▸ Listed entries
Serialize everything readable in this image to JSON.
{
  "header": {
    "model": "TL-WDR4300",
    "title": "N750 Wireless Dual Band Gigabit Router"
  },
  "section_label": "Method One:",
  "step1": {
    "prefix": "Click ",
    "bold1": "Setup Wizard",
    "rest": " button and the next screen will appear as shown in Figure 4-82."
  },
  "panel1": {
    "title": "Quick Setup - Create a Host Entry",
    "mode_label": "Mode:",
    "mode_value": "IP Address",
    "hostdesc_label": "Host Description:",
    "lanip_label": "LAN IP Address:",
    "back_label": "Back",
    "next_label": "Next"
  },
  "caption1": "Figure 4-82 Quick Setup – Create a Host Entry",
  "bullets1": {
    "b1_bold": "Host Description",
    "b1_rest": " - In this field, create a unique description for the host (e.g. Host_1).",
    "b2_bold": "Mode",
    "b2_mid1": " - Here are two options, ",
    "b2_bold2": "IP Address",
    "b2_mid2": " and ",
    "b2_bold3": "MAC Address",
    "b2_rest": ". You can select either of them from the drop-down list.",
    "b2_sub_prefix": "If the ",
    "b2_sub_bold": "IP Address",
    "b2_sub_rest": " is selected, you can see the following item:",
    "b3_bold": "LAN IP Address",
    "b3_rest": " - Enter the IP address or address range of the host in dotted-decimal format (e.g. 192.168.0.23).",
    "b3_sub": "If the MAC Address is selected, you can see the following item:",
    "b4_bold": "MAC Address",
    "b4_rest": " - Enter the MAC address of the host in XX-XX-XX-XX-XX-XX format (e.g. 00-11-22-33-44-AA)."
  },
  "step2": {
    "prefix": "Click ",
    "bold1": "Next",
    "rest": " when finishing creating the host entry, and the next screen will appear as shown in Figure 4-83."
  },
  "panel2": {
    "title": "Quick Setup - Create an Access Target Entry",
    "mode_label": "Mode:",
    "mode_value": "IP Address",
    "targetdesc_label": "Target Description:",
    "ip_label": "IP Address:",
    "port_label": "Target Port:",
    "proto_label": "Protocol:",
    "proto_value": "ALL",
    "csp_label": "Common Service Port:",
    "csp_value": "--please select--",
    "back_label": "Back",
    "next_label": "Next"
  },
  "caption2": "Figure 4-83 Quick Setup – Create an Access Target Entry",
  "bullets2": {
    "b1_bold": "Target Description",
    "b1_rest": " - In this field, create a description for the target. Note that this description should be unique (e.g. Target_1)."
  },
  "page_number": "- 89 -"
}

▸ The request
Please quote the data above in full, with no line missing.

▸ The reply
Serialize everything readable in this image to JSON.
{
  "header": {
    "model": "TL-WDR4300",
    "title": "N750 Wireless Dual Band Gigabit Router"
  },
  "section_label": "Method One:",
  "step1": {
    "prefix": "Click ",
    "bold1": "Setup Wizard",
    "rest": " button and the next screen will appear as shown in Figure 4-82."
  },
  "panel1": {
    "title": "Quick Setup - Create a Host Entry",
    "mode_label": "Mode:",
    "mode_value": "IP Address",
    "hostdesc_label": "Host Description:",
    "lanip_label": "LAN IP Address:",
    "back_label": "Back",
    "next_label": "Next"
  },
  "caption1": "Figure 4-82 Quick Setup – Create a Host Entry",
  "bullets1": {
    "b1_bold": "Host Description",
    "b1_rest": " - In this field, create a unique description for the host (e.g. Host_1).",
    "b2_bold": "Mode",
    "b2_mid1": " - Here are two options, ",
    "b2_bold2": "IP Address",
    "b2_mid2": " and ",
    "b2_bold3": "MAC Address",
    "b2_rest": ". You can select either of them from the drop-down list.",
    "b2_sub_prefix": "If the ",
    "b2_sub_bold": "IP Address",
    "b2_sub_rest": " is selected, you can see the following item:",
    "b3_bold": "LAN IP Address",
    "b3_rest": " - Enter the IP address or address range of the host in dotted-decimal format (e.g. 192.168.0.23).",
    "b3_sub": "If the MAC Address is selected, you can see the following item:",
    "b4_bold": "MAC Address",
    "b4_rest": " - Enter the MAC address of the host in XX-XX-XX-XX-XX-XX format (e.g. 00-11-22-33-44-AA)."
  },
  "step2": {
    "prefix": "Click ",
    "bold1": "Next",
    "rest": " when finishing creating the host entry, and the next screen will appear as shown in Figure 4-83."
  },
  "panel2": {
    "title": "Quick Setup - Create an Access Target Entry",
    "mode_label": "Mode:",
    "mode_value": "IP Address",
    "targetdesc_label": "Target Description:",
    "ip_label": "IP Address:",
    "port_label": "Target Port:",
    "proto_label": "Protocol:",
    "proto_value": "ALL",
    "csp_label": "Common Service Port:",
    "csp_value": "--please select--",
    "back_label": "Back",
    "next_label": "Next"
  },
  "caption2": "Figure 4-83 Quick Setup – Create an Access Target Entry",
  "bullets2": {
    "b1_bold": "Target Description",
    "b1_rest": " - In this field, create a description for the target. Note that this description should be unique (e.g. Target_1)."
  },
  "page_number": "- 89 -"
}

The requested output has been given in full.